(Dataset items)
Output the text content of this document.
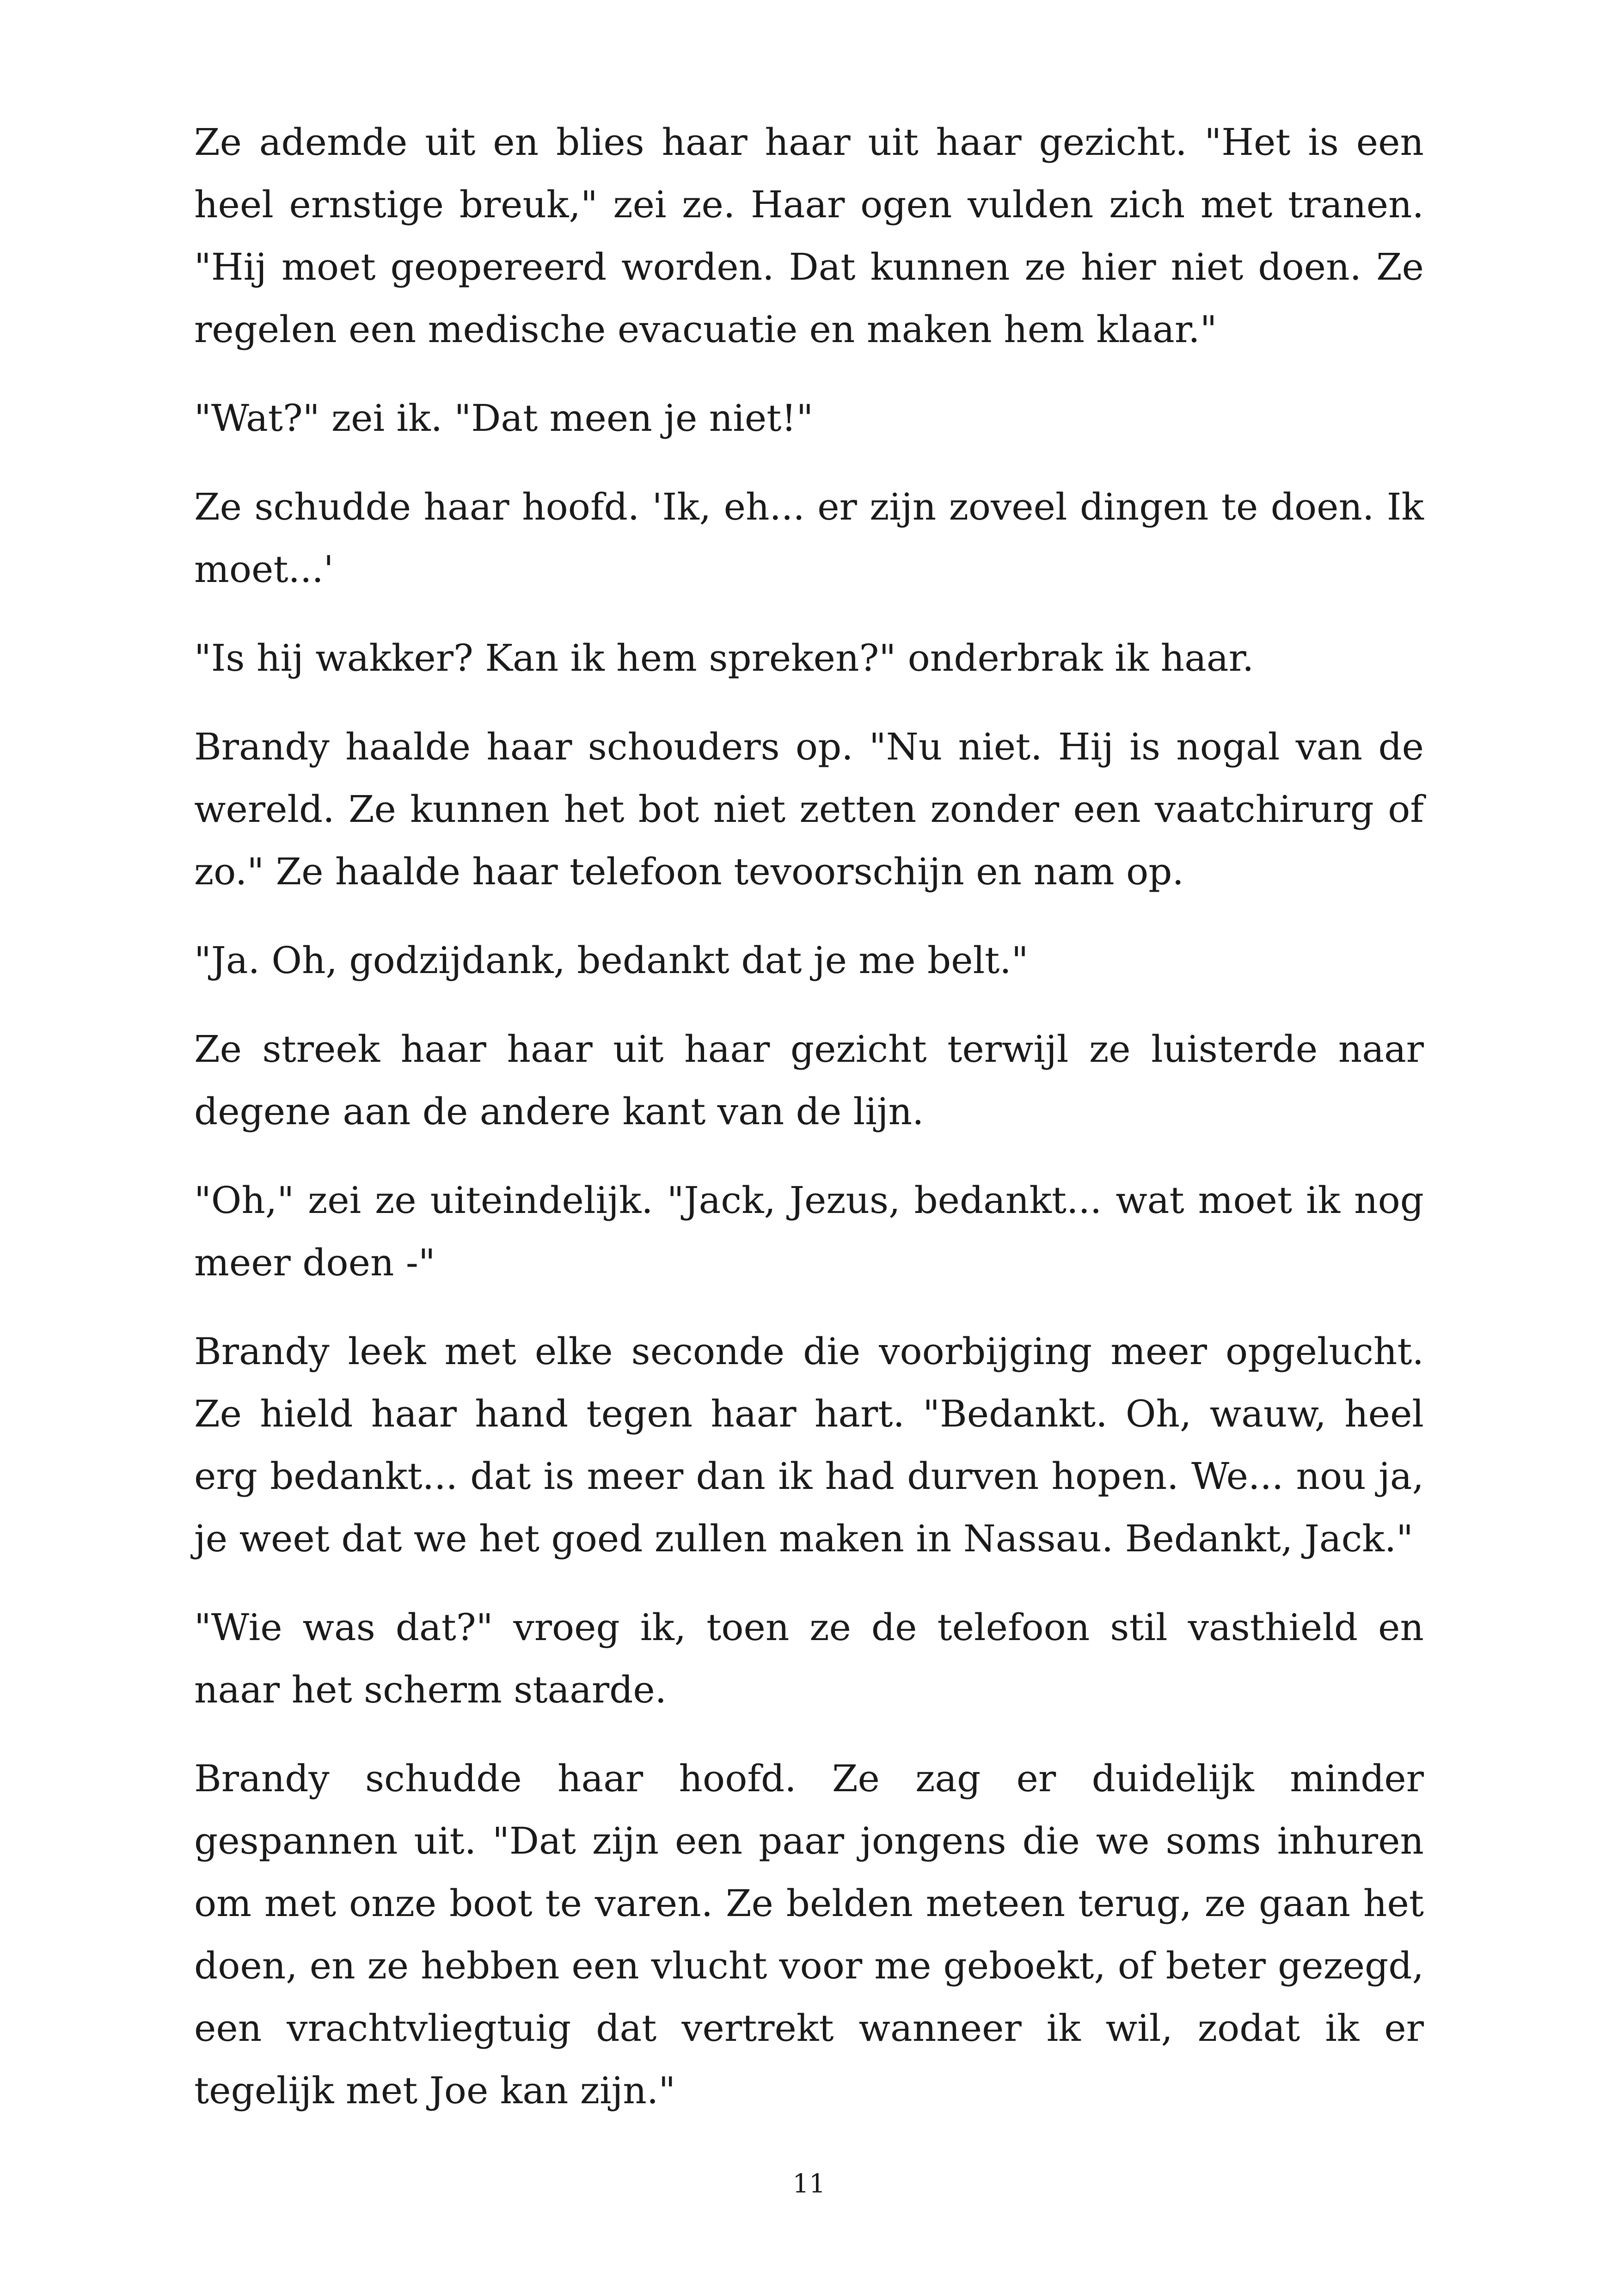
Ze ademde uit en blies haar haar uit haar gezicht. "Het is een heel ernstige breuk," zei ze. Haar ogen vulden zich met tranen. "Hij moet geopereerd worden. Dat kunnen ze hier niet doen. Ze regelen een medische evacuatie en maken hem klaar."

"Wat?" zei ik. "Dat meen je niet!"

Ze schudde haar hoofd. 'Ik, eh... er zijn zoveel dingen te doen. Ik moet...'

"Is hij wakker? Kan ik hem spreken?" onderbrak ik haar.

Brandy haalde haar schouders op. "Nu niet. Hij is nogal van de wereld. Ze kunnen het bot niet zetten zonder een vaatchirurg of zo." Ze haalde haar telefoon tevoorschijn en nam op.

"Ja. Oh, godzijdank, bedankt dat je me belt."

Ze streek haar haar uit haar gezicht terwijl ze luisterde naar degene aan de andere kant van de lijn.

"Oh," zei ze uiteindelijk. "Jack, Jezus, bedankt... wat moet ik nog meer doen -"

Brandy leek met elke seconde die voorbijging meer opgelucht. Ze hield haar hand tegen haar hart. "Bedankt. Oh, wauw, heel erg bedankt... dat is meer dan ik had durven hopen. We... nou ja, je weet dat we het goed zullen maken in Nassau. Bedankt, Jack."

"Wie was dat?" vroeg ik, toen ze de telefoon stil vasthield en naar het scherm staarde.

Brandy schudde haar hoofd. Ze zag er duidelijk minder gespannen uit. "Dat zijn een paar jongens die we soms inhuren om met onze boot te varen. Ze belden meteen terug, ze gaan het doen, en ze hebben een vlucht voor me geboekt, of beter gezegd, een vrachtvliegtuig dat vertrekt wanneer ik wil, zodat ik er tegelijk met Joe kan zijn."

11
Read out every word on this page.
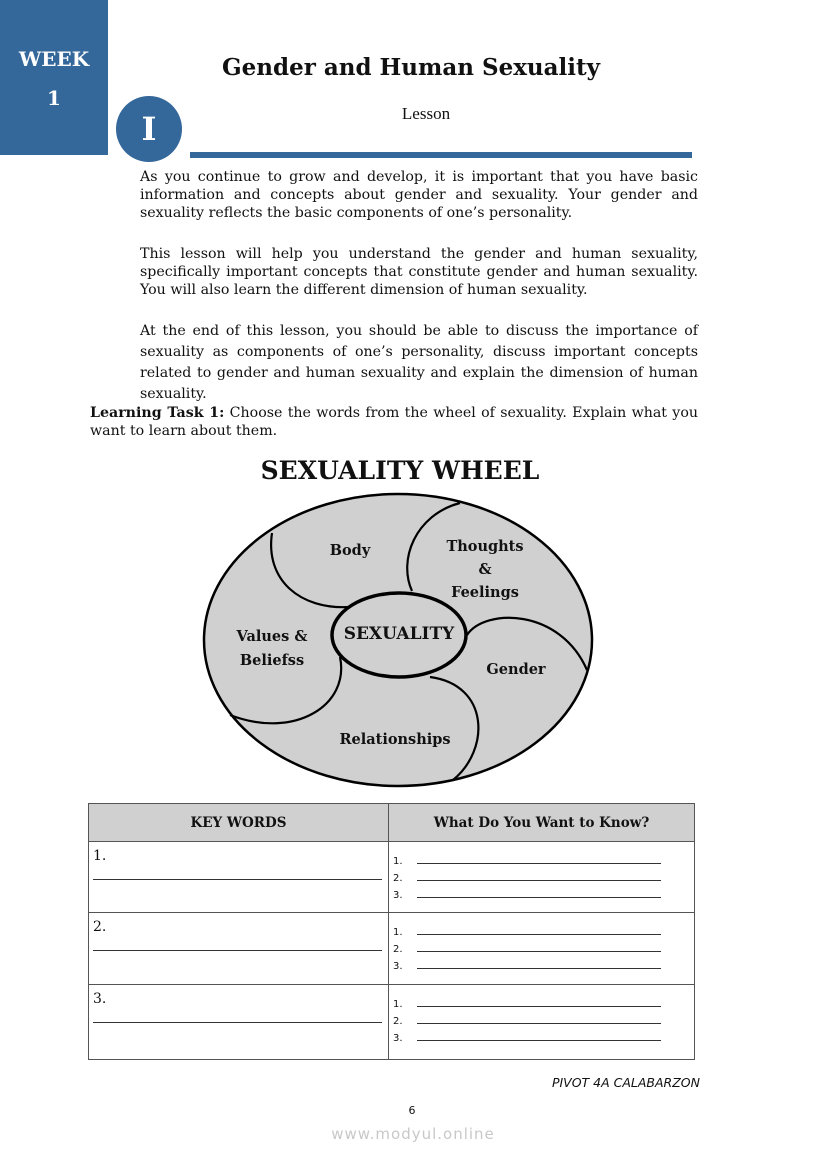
WEEK
1
I
Gender and Human Sexuality
Lesson
As you continue to grow and develop, it is important that you have basic information and concepts about gender and sexuality. Your gender and sexuality reflects the basic components of one’s personality.
This lesson will help you understand the gender and human sexuality, specifically important concepts that constitute gender and human sexuality. You will also learn the different dimension of human sexuality.
At the end of this lesson, you should be able to discuss the importance of sexuality as components of one’s personality, discuss important concepts related to gender and human sexuality and explain the dimension of human sexuality.
Learning Task 1: Choose the words from the wheel of sexuality. Explain what you want to learn about them.
SEXUALITY WHEEL
Body	Thoughts
&
Feelings
Gender
Relationships
Values &
Beliefss
SEXUALITY
KEY WORDS	What Do You Want to Know?
1.	1.
2.
3.

2.	1.
2.
3.

3.	1.
2.
3.
PIVOT 4A CALABARZON
6
www.modyul.online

■ Problem statement
Exclude all pictures and reproduce verbatim the lines running from the line that contains "Read out every word on this page." to the end of the data above, both ends included.

■ Complete answer
Read out every word on this page.
WEEK
1
I
Gender and Human Sexuality
Lesson
As you continue to grow and develop, it is important that you have basic information and concepts about gender and sexuality. Your gender and sexuality reflects the basic components of one’s personality.
This lesson will help you understand the gender and human sexuality, specifically important concepts that constitute gender and human sexuality. You will also learn the different dimension of human sexuality.
At the end of this lesson, you should be able to discuss the importance of sexuality as components of one’s personality, discuss important concepts related to gender and human sexuality and explain the dimension of human sexuality.
Learning Task 1: Choose the words from the wheel of sexuality. Explain what you want to learn about them.
SEXUALITY WHEEL
Body	Thoughts
&
Feelings
Gender
Relationships
Values &
Beliefss
SEXUALITY
KEY WORDS	What Do You Want to Know?
1.	1.
2.
3.

2.	1.
2.
3.

3.	1.
2.
3.
PIVOT 4A CALABARZON
6
www.modyul.online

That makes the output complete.